__Objective__.
Retype the listing that follows, word for word.

__Data to use__.
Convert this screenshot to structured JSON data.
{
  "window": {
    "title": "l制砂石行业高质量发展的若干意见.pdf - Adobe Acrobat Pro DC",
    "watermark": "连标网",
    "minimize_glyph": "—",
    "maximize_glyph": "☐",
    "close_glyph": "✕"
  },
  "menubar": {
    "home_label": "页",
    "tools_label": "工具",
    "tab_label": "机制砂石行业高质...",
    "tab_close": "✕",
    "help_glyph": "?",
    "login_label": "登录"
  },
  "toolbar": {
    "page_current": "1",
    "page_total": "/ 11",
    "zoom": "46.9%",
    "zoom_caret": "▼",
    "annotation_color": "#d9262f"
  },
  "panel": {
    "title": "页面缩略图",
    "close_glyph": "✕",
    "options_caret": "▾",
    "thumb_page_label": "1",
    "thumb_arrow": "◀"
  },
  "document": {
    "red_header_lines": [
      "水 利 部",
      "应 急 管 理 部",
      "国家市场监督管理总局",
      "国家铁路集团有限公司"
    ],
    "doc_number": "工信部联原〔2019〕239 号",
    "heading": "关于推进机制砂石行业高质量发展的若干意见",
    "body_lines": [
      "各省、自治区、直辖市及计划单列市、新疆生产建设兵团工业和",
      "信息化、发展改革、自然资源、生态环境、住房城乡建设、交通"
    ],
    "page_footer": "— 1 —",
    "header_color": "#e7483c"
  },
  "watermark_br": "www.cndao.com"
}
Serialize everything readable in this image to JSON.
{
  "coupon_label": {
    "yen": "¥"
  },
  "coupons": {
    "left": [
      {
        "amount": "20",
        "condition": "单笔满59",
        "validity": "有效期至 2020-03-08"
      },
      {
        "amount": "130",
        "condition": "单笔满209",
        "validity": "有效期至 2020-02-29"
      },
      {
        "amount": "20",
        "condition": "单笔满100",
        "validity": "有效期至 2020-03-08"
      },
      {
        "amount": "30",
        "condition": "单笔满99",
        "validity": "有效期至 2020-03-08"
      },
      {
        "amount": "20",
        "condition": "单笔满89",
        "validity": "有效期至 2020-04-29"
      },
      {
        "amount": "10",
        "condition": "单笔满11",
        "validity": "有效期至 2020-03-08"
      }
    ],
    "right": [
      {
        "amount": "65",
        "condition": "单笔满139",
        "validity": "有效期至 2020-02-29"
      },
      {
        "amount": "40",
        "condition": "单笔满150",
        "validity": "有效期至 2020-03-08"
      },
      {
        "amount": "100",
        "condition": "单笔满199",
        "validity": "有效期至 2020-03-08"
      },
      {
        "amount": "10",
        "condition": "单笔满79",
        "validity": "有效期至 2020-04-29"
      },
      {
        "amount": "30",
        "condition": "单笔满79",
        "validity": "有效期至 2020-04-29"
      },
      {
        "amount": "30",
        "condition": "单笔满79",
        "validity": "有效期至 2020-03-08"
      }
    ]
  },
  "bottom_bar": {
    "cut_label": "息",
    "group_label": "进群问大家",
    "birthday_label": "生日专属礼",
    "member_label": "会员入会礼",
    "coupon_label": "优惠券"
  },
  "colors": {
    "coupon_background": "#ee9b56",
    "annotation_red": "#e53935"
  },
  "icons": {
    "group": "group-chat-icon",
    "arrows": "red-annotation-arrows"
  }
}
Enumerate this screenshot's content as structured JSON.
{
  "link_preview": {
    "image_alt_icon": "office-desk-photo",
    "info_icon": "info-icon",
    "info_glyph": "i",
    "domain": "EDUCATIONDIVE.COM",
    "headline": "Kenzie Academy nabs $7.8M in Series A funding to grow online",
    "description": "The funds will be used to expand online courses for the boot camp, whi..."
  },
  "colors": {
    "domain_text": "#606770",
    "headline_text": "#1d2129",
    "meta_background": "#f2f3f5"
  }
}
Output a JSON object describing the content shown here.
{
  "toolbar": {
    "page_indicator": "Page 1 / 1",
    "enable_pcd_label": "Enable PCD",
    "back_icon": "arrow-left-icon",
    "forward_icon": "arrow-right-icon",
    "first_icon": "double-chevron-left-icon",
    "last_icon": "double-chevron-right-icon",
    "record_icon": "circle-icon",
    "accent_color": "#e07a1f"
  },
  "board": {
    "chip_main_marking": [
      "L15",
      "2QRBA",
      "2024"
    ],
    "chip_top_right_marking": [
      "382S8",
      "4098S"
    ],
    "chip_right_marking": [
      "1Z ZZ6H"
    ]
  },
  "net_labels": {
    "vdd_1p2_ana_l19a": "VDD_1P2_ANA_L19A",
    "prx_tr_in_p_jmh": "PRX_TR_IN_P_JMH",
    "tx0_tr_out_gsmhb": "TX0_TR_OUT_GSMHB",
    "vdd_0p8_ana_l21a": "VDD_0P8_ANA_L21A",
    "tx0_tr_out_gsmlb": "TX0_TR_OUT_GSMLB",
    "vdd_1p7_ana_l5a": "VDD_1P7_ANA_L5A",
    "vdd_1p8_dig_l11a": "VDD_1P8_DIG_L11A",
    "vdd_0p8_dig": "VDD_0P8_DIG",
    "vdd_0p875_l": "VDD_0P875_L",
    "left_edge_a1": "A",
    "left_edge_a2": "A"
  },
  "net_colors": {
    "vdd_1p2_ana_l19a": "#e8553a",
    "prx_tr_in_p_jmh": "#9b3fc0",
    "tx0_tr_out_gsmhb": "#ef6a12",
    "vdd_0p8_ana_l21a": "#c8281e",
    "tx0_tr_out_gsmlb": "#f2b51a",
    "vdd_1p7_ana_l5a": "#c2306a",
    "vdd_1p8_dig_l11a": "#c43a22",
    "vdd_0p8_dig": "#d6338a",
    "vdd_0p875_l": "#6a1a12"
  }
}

__Task result__.
Convert this screenshot to structured JSON data.
{
  "window": {
    "title": "l制砂石行业高质量发展的若干意见.pdf - Adobe Acrobat Pro DC",
    "watermark": "连标网",
    "minimize_glyph": "—",
    "maximize_glyph": "☐",
    "close_glyph": "✕"
  },
  "menubar": {
    "home_label": "页",
    "tools_label": "工具",
    "tab_label": "机制砂石行业高质...",
    "tab_close": "✕",
    "help_glyph": "?",
    "login_label": "登录"
  },
  "toolbar": {
    "page_current": "1",
    "page_total": "/ 11",
    "zoom": "46.9%",
    "zoom_caret": "▼",
    "annotation_color": "#d9262f"
  },
  "panel": {
    "title": "页面缩略图",
    "close_glyph": "✕",
    "options_caret": "▾",
    "thumb_page_label": "1",
    "thumb_arrow": "◀"
  },
  "document": {
    "red_header_lines": [
      "水 利 部",
      "应 急 管 理 部",
      "国家市场监督管理总局",
      "国家铁路集团有限公司"
    ],
    "doc_number": "工信部联原〔2019〕239 号",
    "heading": "关于推进机制砂石行业高质量发展的若干意见",
    "body_lines": [
      "各省、自治区、直辖市及计划单列市、新疆生产建设兵团工业和",
      "信息化、发展改革、自然资源、生态环境、住房城乡建设、交通"
    ],
    "page_footer": "— 1 —",
    "header_color": "#e7483c"
  },
  "watermark_br": "www.cndao.com"
}
Serialize everything readable in this image to JSON.
{
  "coupon_label": {
    "yen": "¥"
  },
  "coupons": {
    "left": [
      {
        "amount": "20",
        "condition": "单笔满59",
        "validity": "有效期至 2020-03-08"
      },
      {
        "amount": "130",
        "condition": "单笔满209",
        "validity": "有效期至 2020-02-29"
      },
      {
        "amount": "20",
        "condition": "单笔满100",
        "validity": "有效期至 2020-03-08"
      },
      {
        "amount": "30",
        "condition": "单笔满99",
        "validity": "有效期至 2020-03-08"
      },
      {
        "amount": "20",
        "condition": "单笔满89",
        "validity": "有效期至 2020-04-29"
      },
      {
        "amount": "10",
        "condition": "单笔满11",
        "validity": "有效期至 2020-03-08"
      }
    ],
    "right": [
      {
        "amount": "65",
        "condition": "单笔满139",
        "validity": "有效期至 2020-02-29"
      },
      {
        "amount": "40",
        "condition": "单笔满150",
        "validity": "有效期至 2020-03-08"
      },
      {
        "amount": "100",
        "condition": "单笔满199",
        "validity": "有效期至 2020-03-08"
      },
      {
        "amount": "10",
        "condition": "单笔满79",
        "validity": "有效期至 2020-04-29"
      },
      {
        "amount": "30",
        "condition": "单笔满79",
        "validity": "有效期至 2020-04-29"
      },
      {
        "amount": "30",
        "condition": "单笔满79",
        "validity": "有效期至 2020-03-08"
      }
    ]
  },
  "bottom_bar": {
    "cut_label": "息",
    "group_label": "进群问大家",
    "birthday_label": "生日专属礼",
    "member_label": "会员入会礼",
    "coupon_label": "优惠券"
  },
  "colors": {
    "coupon_background": "#ee9b56",
    "annotation_red": "#e53935"
  },
  "icons": {
    "group": "group-chat-icon",
    "arrows": "red-annotation-arrows"
  }
}
Enumerate this screenshot's content as structured JSON.
{
  "link_preview": {
    "image_alt_icon": "office-desk-photo",
    "info_icon": "info-icon",
    "info_glyph": "i",
    "domain": "EDUCATIONDIVE.COM",
    "headline": "Kenzie Academy nabs $7.8M in Series A funding to grow online",
    "description": "The funds will be used to expand online courses for the boot camp, whi..."
  },
  "colors": {
    "domain_text": "#606770",
    "headline_text": "#1d2129",
    "meta_background": "#f2f3f5"
  }
}
Output a JSON object describing the content shown here.
{
  "toolbar": {
    "page_indicator": "Page 1 / 1",
    "enable_pcd_label": "Enable PCD",
    "back_icon": "arrow-left-icon",
    "forward_icon": "arrow-right-icon",
    "first_icon": "double-chevron-left-icon",
    "last_icon": "double-chevron-right-icon",
    "record_icon": "circle-icon",
    "accent_color": "#e07a1f"
  },
  "board": {
    "chip_main_marking": [
      "L15",
      "2QRBA",
      "2024"
    ],
    "chip_top_right_marking": [
      "382S8",
      "4098S"
    ],
    "chip_right_marking": [
      "1Z ZZ6H"
    ]
  },
  "net_labels": {
    "vdd_1p2_ana_l19a": "VDD_1P2_ANA_L19A",
    "prx_tr_in_p_jmh": "PRX_TR_IN_P_JMH",
    "tx0_tr_out_gsmhb": "TX0_TR_OUT_GSMHB",
    "vdd_0p8_ana_l21a": "VDD_0P8_ANA_L21A",
    "tx0_tr_out_gsmlb": "TX0_TR_OUT_GSMLB",
    "vdd_1p7_ana_l5a": "VDD_1P7_ANA_L5A",
    "vdd_1p8_dig_l11a": "VDD_1P8_DIG_L11A",
    "vdd_0p8_dig": "VDD_0P8_DIG",
    "vdd_0p875_l": "VDD_0P875_L",
    "left_edge_a1": "A",
    "left_edge_a2": "A"
  },
  "net_colors": {
    "vdd_1p2_ana_l19a": "#e8553a",
    "prx_tr_in_p_jmh": "#9b3fc0",
    "tx0_tr_out_gsmhb": "#ef6a12",
    "vdd_0p8_ana_l21a": "#c8281e",
    "tx0_tr_out_gsmlb": "#f2b51a",
    "vdd_1p7_ana_l5a": "#c2306a",
    "vdd_1p8_dig_l11a": "#c43a22",
    "vdd_0p8_dig": "#d6338a",
    "vdd_0p875_l": "#6a1a12"
  }
}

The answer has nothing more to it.